Problems to solve:
#1 Using the Python thread on counting ways to reach a target sum, decide whether each statement agrees with it. Answer yes or no for each, and quote the deciding words from the thread.
(a) The question's example list is [1,2,3] with a target of 5.
(b) The first answer assumes all numbers are negative.
(c) The first answer says checking all combinations with itertools stays fast for large inputs.
#2 Reproduce word for word the part of the Python thread on counting ways to reach a target sum that opens with the words containing "Can we do it" and closes with "exponentially many combinations.".
#3 Answer these questions from the Python thread on counting ways to reach a target sum.
(a) What output does the question give for its example?
(b) Who proposed using itertools to check all combinations_with_replacement?
(c) Whose recursion approach does the naive recursive version use?

Supplied text:
··········

How to get the target by adding using python

Question

I have one list and one target number.

• I need to print the number of ways to reach target

l = [1,2,3]

target = 5

Number of ways is below

• 1+ 1 + 1 + 1 + 1 = 5
• 1 + 1 + 1+ 2 =5
• 1 + 2 + 2 = 5
• 1 +1 +3 =5
• 2 + 3 = 5

Output 5 ways

def countways(l, target ):

    if (target  == 0):
        return 0
    else:
        pass
if __name__ == "__main__":
     l = [1,2,3], 
     target = 5
     countways(l, target )

Can we do it using native python or itertools?

Answer 1

I will assume all numbers are positive.

You can use itertools to check all combinations_with_replacement, as proposed by Ann, but it will get unnecessarily slow for large inputs as there are exponentially many combinations.

Naive recursive approach

This version uses the recursion approach Nevetha described, which allows to early-return out of branches where no matches will ever be found, but should do it with replacement.

··········

Provided material:
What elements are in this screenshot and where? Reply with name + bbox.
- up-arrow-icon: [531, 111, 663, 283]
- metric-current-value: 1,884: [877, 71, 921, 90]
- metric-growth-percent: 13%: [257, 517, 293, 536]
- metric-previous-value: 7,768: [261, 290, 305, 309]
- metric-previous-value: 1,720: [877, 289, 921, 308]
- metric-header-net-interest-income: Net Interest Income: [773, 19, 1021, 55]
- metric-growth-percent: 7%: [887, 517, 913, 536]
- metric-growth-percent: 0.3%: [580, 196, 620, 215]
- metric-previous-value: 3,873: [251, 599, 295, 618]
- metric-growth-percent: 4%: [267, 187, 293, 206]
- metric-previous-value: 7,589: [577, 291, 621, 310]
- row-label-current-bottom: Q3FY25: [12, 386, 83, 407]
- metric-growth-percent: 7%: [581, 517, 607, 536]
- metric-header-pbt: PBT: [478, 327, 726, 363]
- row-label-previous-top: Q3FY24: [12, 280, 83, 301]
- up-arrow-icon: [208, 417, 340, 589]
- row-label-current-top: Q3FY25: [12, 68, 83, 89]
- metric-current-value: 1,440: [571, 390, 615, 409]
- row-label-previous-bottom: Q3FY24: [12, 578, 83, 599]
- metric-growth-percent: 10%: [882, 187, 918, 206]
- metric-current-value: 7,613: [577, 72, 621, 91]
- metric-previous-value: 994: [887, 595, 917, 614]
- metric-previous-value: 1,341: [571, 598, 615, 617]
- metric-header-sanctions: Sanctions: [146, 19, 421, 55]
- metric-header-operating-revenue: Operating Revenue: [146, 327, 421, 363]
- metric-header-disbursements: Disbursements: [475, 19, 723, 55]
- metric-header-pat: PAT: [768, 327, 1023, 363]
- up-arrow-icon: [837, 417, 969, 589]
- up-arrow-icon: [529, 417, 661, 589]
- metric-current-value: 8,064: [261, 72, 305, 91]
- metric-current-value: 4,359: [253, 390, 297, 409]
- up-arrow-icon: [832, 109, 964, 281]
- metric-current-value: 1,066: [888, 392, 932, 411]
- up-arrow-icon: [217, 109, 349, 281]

··········

Complete answers:
#1
(a) Yes: "l = [1,2,3]" and "target = 5"
(b) No: "I will assume all numbers are positive."
(c) No: "it will get unnecessarily slow for large inputs as there are exponentially many combinations."

#2
Can we do it using native python or itertools?

Answer 1

I will assume all numbers are positive.

You can use itertools to check all combinations_with_replacement, as proposed by Ann, but it will get unnecessarily slow for large inputs as there are exponentially many combinations.

#3
(a) 5 ways
(b) Ann
(c) Nevetha's